* What you should do:
Write out every entry exactly as given, but omit the pictures.

* Data excerpts:
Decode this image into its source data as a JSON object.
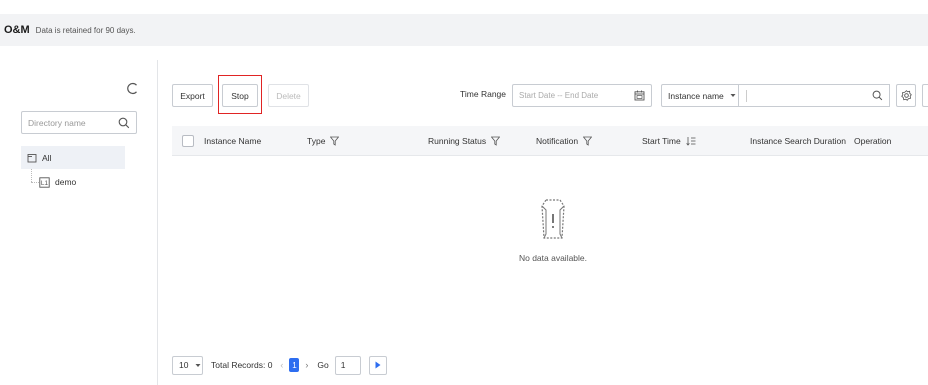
{
  "header": {
    "title": "O&M",
    "note": "Data is retained for 90 days."
  },
  "sidebar": {
    "search_placeholder": "Directory name",
    "tree": {
      "root_label": "All",
      "child_label": "demo"
    }
  },
  "toolbar": {
    "export_label": "Export",
    "stop_label": "Stop",
    "delete_label": "Delete",
    "time_range_label": "Time Range",
    "date_range_placeholder": "Start Date -- End Date",
    "instance_filter_value": "Instance name",
    "search_value": ""
  },
  "table": {
    "columns": [
      "Instance Name",
      "Type",
      "Running Status",
      "Notification",
      "Start Time",
      "Instance Search Duration",
      "Operation"
    ],
    "empty_text": "No data available."
  },
  "pagination": {
    "page_size": "10",
    "total_records": "Total Records: 0",
    "current_page": "1",
    "go_label": "Go",
    "go_value": "1"
  },
  "colors": {
    "accent": "#2d6df0",
    "highlight": "#e02424"
  }
}
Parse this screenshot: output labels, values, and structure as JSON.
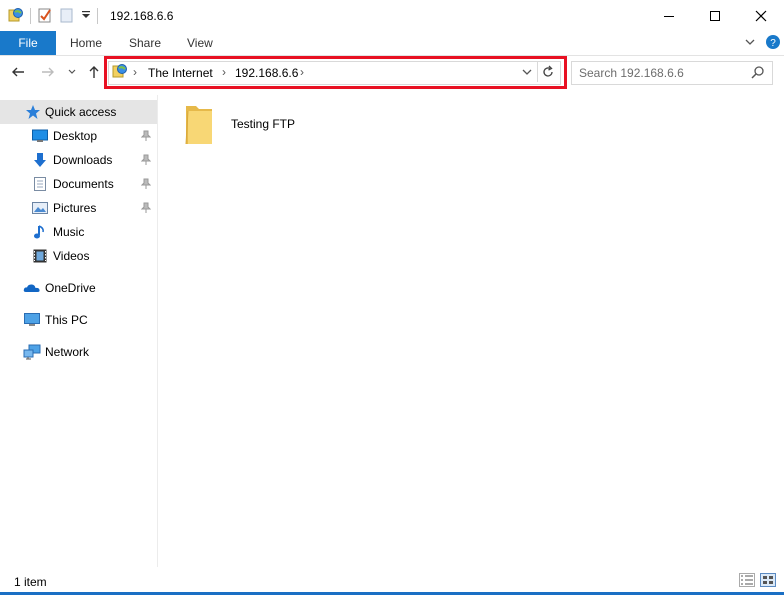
{
  "window": {
    "title": "192.168.6.6",
    "minimize_glyph": "—",
    "maximize_glyph": "☐",
    "close_glyph": "✕"
  },
  "ribbon": {
    "tabs": [
      {
        "label": "File"
      },
      {
        "label": "Home"
      },
      {
        "label": "Share"
      },
      {
        "label": "View"
      }
    ]
  },
  "address_bar": {
    "breadcrumbs": [
      "The Internet",
      "192.168.6.6"
    ]
  },
  "search": {
    "placeholder": "Search 192.168.6.6"
  },
  "nav_pane": {
    "quick_access": "Quick access",
    "quick_items": [
      {
        "label": "Desktop",
        "icon": "desktop-icon"
      },
      {
        "label": "Downloads",
        "icon": "downloads-icon"
      },
      {
        "label": "Documents",
        "icon": "documents-icon"
      },
      {
        "label": "Pictures",
        "icon": "pictures-icon"
      },
      {
        "label": "Music",
        "icon": "music-icon"
      },
      {
        "label": "Videos",
        "icon": "videos-icon"
      }
    ],
    "onedrive": "OneDrive",
    "this_pc": "This PC",
    "network": "Network"
  },
  "content": {
    "items": [
      {
        "label": "Testing FTP",
        "icon": "folder-icon"
      }
    ]
  },
  "status_bar": {
    "item_count": "1 item"
  },
  "colors": {
    "accent": "#1979ca",
    "highlight_border": "#e81123",
    "folder": "#f5d775"
  }
}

* Result:
Decode this image into its source data as a JSON object.
{
  "header": {
    "title": "O&M",
    "note": "Data is retained for 90 days."
  },
  "sidebar": {
    "search_placeholder": "Directory name",
    "tree": {
      "root_label": "All",
      "child_label": "demo"
    }
  },
  "toolbar": {
    "export_label": "Export",
    "stop_label": "Stop",
    "delete_label": "Delete",
    "time_range_label": "Time Range",
    "date_range_placeholder": "Start Date -- End Date",
    "instance_filter_value": "Instance name",
    "search_value": ""
  },
  "table": {
    "columns": [
      "Instance Name",
      "Type",
      "Running Status",
      "Notification",
      "Start Time",
      "Instance Search Duration",
      "Operation"
    ],
    "empty_text": "No data available."
  },
  "pagination": {
    "page_size": "10",
    "total_records": "Total Records: 0",
    "current_page": "1",
    "go_label": "Go",
    "go_value": "1"
  },
  "colors": {
    "accent": "#2d6df0",
    "highlight": "#e02424"
  }
}
Parse this screenshot: output labels, values, and structure as JSON.
{
  "window": {
    "title": "192.168.6.6",
    "minimize_glyph": "—",
    "maximize_glyph": "☐",
    "close_glyph": "✕"
  },
  "ribbon": {
    "tabs": [
      {
        "label": "File"
      },
      {
        "label": "Home"
      },
      {
        "label": "Share"
      },
      {
        "label": "View"
      }
    ]
  },
  "address_bar": {
    "breadcrumbs": [
      "The Internet",
      "192.168.6.6"
    ]
  },
  "search": {
    "placeholder": "Search 192.168.6.6"
  },
  "nav_pane": {
    "quick_access": "Quick access",
    "quick_items": [
      {
        "label": "Desktop",
        "icon": "desktop-icon"
      },
      {
        "label": "Downloads",
        "icon": "downloads-icon"
      },
      {
        "label": "Documents",
        "icon": "documents-icon"
      },
      {
        "label": "Pictures",
        "icon": "pictures-icon"
      },
      {
        "label": "Music",
        "icon": "music-icon"
      },
      {
        "label": "Videos",
        "icon": "videos-icon"
      }
    ],
    "onedrive": "OneDrive",
    "this_pc": "This PC",
    "network": "Network"
  },
  "content": {
    "items": [
      {
        "label": "Testing FTP",
        "icon": "folder-icon"
      }
    ]
  },
  "status_bar": {
    "item_count": "1 item"
  },
  "colors": {
    "accent": "#1979ca",
    "highlight_border": "#e81123",
    "folder": "#f5d775"
  }
}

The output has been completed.